- What to produce -
Which lines hold the word "Äste"? Copy each of them.

- Data in this exercise -
──────────────────────────────

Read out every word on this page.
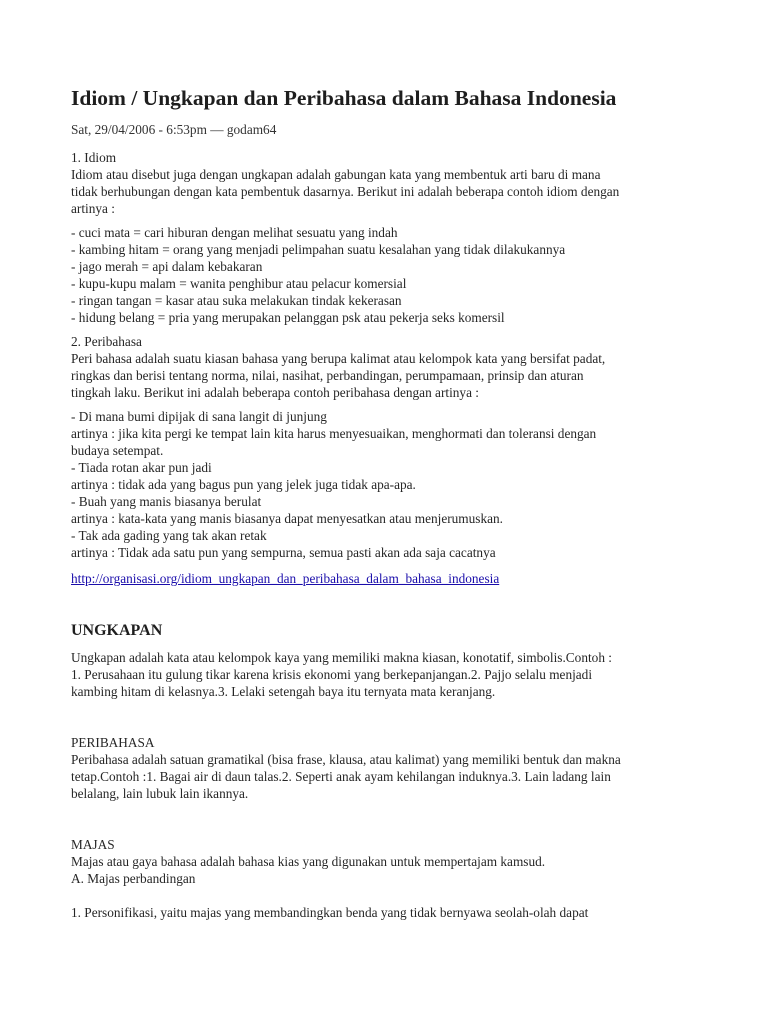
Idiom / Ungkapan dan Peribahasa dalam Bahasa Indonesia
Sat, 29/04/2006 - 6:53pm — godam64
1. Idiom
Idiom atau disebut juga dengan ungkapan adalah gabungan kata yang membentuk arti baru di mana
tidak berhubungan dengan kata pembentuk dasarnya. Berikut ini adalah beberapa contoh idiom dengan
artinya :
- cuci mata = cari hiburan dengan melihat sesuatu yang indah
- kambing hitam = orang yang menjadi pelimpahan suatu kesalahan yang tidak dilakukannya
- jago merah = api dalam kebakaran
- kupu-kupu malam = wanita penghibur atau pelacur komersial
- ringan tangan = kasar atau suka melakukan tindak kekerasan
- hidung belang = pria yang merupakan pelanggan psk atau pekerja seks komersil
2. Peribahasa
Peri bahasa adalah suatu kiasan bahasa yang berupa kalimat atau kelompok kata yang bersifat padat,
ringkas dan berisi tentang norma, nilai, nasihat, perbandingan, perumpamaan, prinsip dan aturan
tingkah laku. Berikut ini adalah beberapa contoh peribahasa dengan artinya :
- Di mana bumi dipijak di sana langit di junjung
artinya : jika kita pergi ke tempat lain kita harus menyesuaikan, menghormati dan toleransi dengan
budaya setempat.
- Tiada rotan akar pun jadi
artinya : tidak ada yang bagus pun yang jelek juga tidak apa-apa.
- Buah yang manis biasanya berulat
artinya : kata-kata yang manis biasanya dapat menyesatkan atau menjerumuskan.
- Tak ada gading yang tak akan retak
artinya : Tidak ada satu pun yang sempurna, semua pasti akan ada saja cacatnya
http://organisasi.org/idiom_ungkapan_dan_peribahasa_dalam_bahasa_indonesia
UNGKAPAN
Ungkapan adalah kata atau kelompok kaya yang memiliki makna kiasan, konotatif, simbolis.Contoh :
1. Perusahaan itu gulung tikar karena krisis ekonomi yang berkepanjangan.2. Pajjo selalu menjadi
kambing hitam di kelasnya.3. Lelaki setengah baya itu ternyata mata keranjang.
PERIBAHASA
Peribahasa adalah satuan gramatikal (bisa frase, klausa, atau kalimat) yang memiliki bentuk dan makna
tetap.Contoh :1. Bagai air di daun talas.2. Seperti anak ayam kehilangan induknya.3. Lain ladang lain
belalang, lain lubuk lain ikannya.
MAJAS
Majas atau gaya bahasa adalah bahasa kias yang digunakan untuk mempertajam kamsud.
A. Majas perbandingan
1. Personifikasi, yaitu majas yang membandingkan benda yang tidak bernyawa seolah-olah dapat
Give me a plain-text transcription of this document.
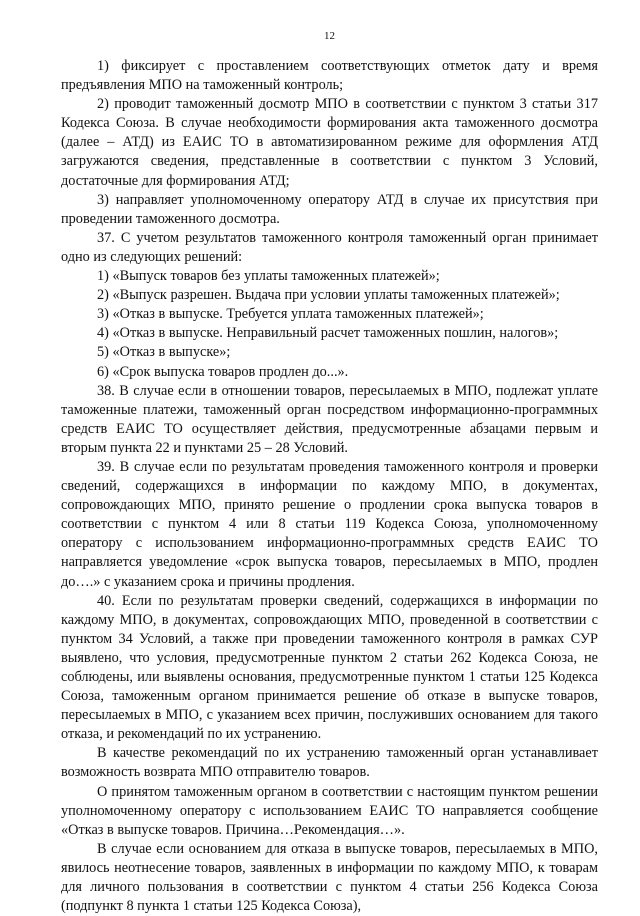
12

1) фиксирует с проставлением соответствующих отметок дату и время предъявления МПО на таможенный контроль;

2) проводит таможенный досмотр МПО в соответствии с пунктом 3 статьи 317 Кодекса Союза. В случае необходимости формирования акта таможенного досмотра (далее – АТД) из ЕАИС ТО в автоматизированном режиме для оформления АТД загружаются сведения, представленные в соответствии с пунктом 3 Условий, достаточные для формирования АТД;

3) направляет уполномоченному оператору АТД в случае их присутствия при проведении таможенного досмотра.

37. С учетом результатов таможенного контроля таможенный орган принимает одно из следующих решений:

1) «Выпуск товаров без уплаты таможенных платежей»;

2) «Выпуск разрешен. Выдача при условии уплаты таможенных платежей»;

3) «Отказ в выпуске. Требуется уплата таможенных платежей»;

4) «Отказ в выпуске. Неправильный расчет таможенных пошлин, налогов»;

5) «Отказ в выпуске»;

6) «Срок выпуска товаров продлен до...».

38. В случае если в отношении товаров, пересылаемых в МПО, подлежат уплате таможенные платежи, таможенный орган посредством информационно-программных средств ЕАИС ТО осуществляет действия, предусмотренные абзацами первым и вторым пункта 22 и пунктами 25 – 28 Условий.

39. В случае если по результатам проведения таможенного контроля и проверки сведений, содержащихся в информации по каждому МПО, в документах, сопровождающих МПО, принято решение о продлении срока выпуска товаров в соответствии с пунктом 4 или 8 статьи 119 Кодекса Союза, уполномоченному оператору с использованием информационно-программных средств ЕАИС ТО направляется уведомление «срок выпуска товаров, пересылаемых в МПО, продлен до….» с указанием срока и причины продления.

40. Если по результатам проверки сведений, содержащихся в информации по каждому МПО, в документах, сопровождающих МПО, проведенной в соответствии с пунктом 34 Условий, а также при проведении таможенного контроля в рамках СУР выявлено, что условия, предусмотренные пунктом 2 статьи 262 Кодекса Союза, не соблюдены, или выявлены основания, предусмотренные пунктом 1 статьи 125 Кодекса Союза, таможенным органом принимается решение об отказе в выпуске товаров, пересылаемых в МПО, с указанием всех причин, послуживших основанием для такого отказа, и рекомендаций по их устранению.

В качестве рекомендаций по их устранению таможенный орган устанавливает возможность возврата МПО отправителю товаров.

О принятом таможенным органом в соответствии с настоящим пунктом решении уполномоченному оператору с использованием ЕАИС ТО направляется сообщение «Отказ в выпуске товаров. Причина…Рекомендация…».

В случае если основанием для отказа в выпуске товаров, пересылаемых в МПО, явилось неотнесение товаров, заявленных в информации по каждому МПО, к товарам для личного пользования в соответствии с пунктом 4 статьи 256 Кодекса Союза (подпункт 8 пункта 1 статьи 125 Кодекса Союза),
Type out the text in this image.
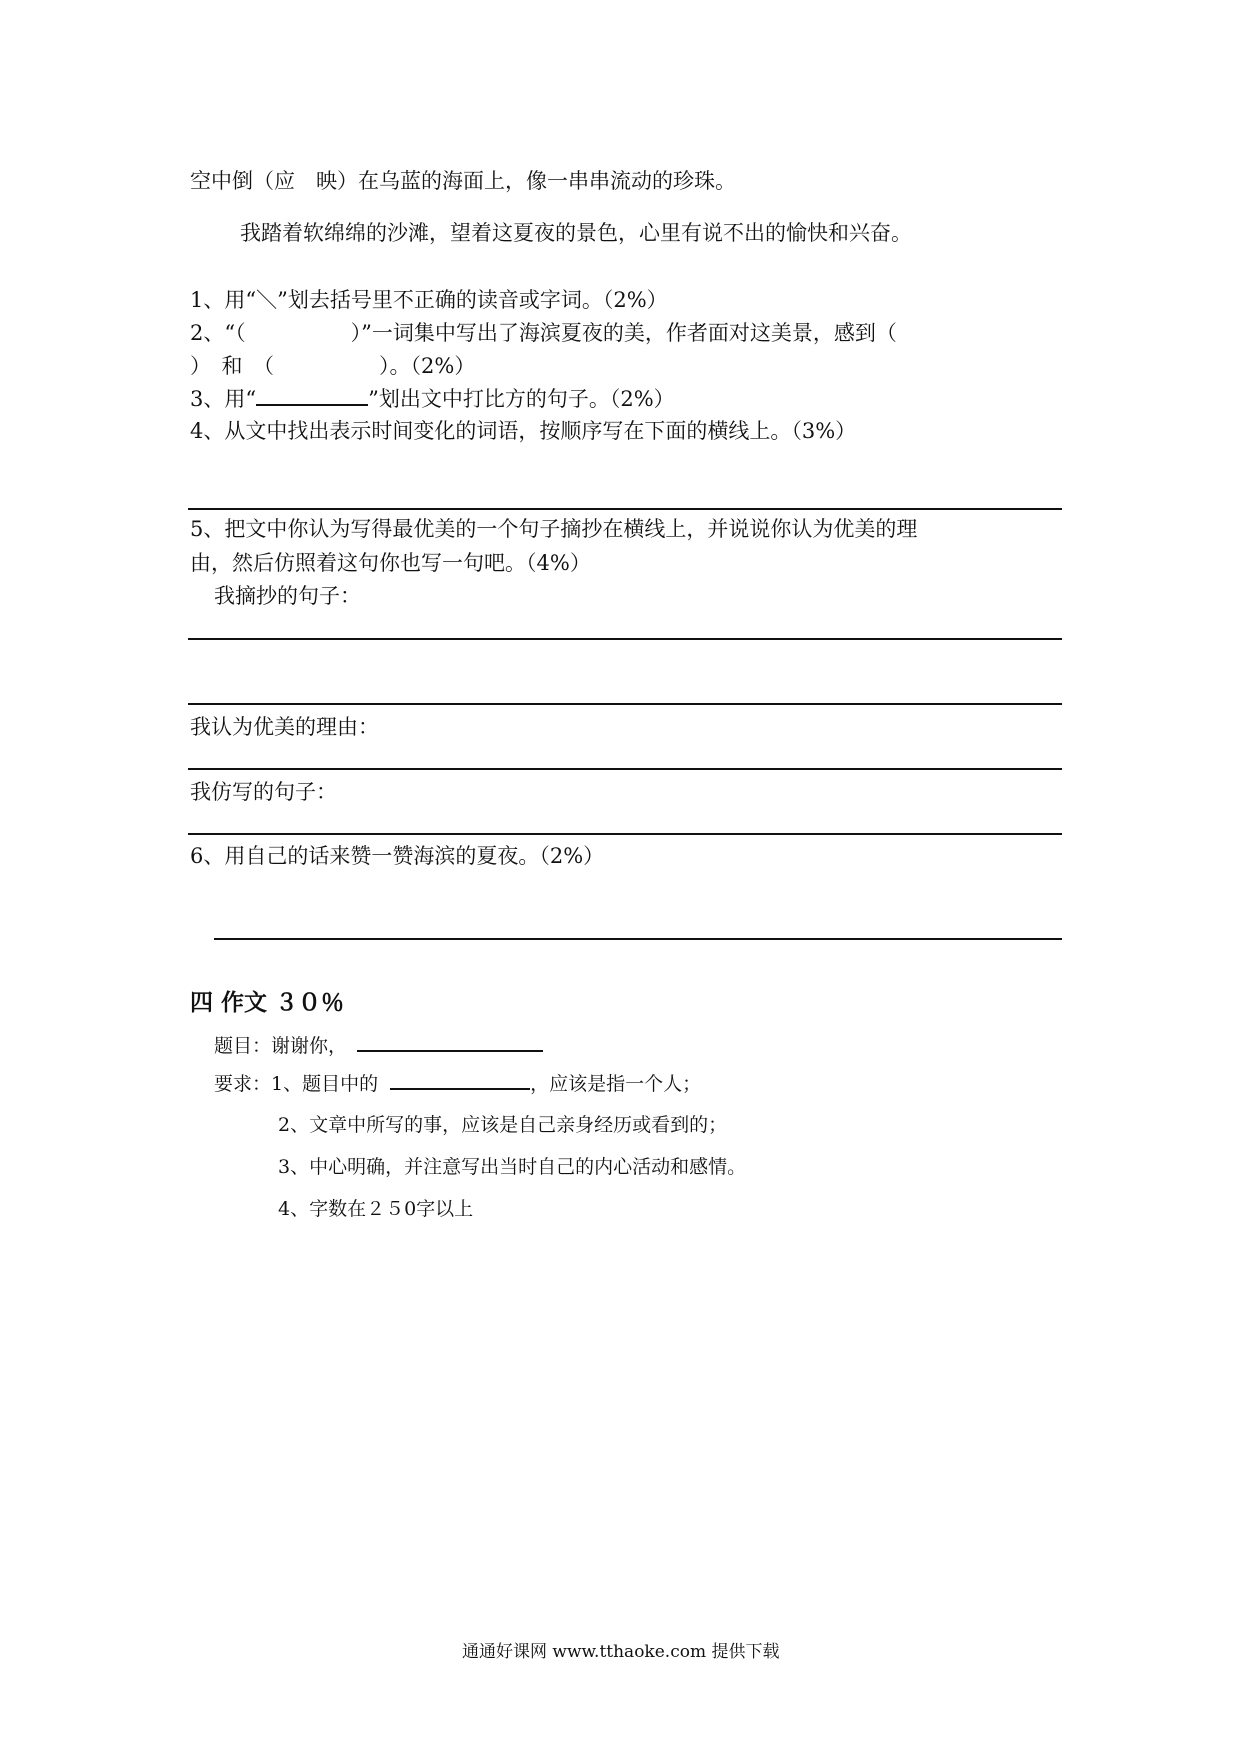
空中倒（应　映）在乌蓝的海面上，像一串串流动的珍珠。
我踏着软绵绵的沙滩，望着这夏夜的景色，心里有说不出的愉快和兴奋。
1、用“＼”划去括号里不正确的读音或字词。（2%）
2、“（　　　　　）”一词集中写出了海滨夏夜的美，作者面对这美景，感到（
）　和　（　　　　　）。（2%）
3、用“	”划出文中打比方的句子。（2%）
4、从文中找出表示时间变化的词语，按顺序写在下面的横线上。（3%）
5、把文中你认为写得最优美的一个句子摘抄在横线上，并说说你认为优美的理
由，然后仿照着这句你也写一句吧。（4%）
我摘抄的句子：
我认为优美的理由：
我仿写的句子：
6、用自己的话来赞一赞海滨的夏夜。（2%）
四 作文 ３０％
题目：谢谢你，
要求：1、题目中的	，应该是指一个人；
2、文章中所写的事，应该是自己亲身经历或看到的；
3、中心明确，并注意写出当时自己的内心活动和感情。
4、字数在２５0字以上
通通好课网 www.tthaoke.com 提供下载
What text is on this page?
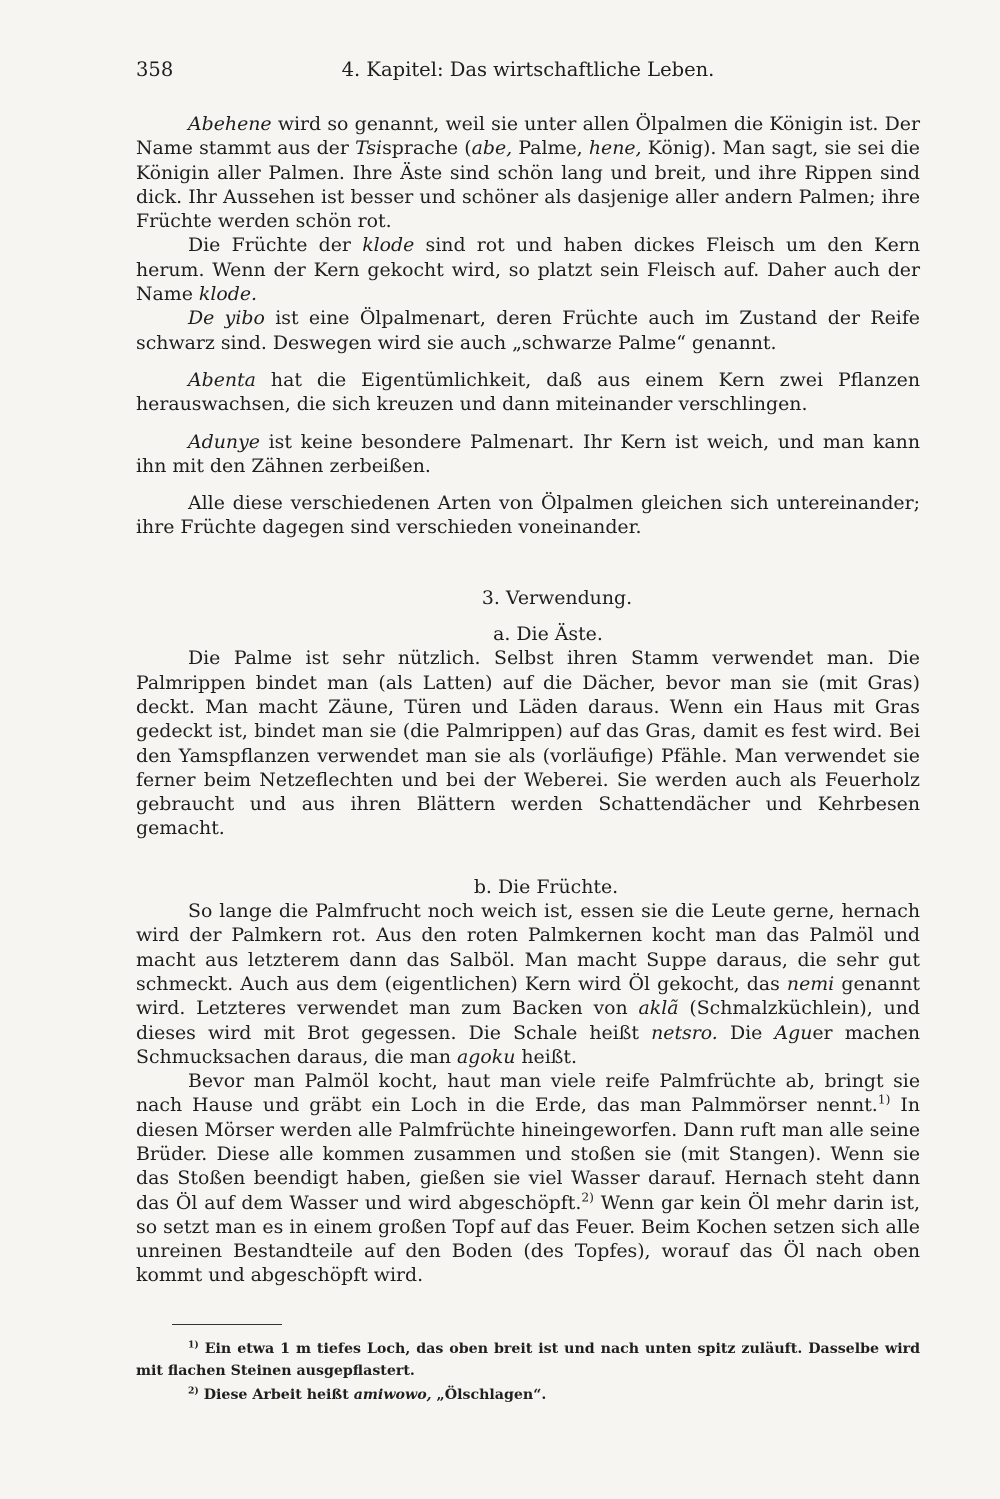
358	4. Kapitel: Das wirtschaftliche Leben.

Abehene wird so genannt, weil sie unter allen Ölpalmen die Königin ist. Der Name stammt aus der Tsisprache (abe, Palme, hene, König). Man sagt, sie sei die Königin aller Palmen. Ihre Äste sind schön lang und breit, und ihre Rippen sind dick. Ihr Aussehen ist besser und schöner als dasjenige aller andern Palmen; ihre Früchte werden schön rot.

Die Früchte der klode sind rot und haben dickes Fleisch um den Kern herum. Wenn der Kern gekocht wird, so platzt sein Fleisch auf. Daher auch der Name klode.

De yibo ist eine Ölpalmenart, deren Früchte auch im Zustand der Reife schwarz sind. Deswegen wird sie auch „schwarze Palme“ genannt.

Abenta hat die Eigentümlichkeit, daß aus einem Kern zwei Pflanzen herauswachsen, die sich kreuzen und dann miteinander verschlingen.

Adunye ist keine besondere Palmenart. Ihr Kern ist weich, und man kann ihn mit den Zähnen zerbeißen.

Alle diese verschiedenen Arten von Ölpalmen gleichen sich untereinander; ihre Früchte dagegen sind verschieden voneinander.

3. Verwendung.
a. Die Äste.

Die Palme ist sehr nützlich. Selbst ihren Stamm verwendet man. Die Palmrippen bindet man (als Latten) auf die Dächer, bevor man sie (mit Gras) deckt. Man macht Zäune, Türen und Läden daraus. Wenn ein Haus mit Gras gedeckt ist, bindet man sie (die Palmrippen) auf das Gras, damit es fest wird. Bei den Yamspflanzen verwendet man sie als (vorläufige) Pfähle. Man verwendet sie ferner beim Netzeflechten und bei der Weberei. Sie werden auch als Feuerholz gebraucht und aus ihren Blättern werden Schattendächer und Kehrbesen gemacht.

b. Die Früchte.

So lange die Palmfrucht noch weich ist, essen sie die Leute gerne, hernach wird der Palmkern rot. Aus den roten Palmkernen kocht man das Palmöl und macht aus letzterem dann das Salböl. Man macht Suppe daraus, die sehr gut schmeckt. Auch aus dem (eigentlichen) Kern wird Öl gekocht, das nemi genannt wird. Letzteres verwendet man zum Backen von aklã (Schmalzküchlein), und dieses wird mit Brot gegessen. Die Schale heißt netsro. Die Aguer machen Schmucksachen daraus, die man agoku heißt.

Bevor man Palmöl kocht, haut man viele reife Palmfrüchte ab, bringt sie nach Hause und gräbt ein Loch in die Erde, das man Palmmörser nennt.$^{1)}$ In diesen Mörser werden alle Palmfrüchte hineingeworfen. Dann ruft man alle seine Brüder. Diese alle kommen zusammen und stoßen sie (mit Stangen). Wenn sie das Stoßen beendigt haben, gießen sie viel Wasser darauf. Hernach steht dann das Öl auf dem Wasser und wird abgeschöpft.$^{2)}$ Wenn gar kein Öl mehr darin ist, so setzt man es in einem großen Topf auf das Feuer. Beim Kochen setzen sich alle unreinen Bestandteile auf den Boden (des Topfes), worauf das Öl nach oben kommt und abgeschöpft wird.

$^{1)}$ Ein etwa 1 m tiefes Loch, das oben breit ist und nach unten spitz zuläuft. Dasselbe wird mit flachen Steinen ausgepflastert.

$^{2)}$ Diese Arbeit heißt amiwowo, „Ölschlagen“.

──────────────────────────────

- Output -
Abehene wird so genannt, weil sie unter allen Ölpalmen die Königin ist. Der Name stammt aus der Tsisprache (abe, Palme, hene, König). Man sagt, sie sei die Königin aller Palmen. Ihre Äste sind schön lang und breit, und ihre Rippen sind dick. Ihr Aussehen ist besser und schöner als dasjenige aller andern Palmen; ihre Früchte werden schön rot.
a. Die Äste.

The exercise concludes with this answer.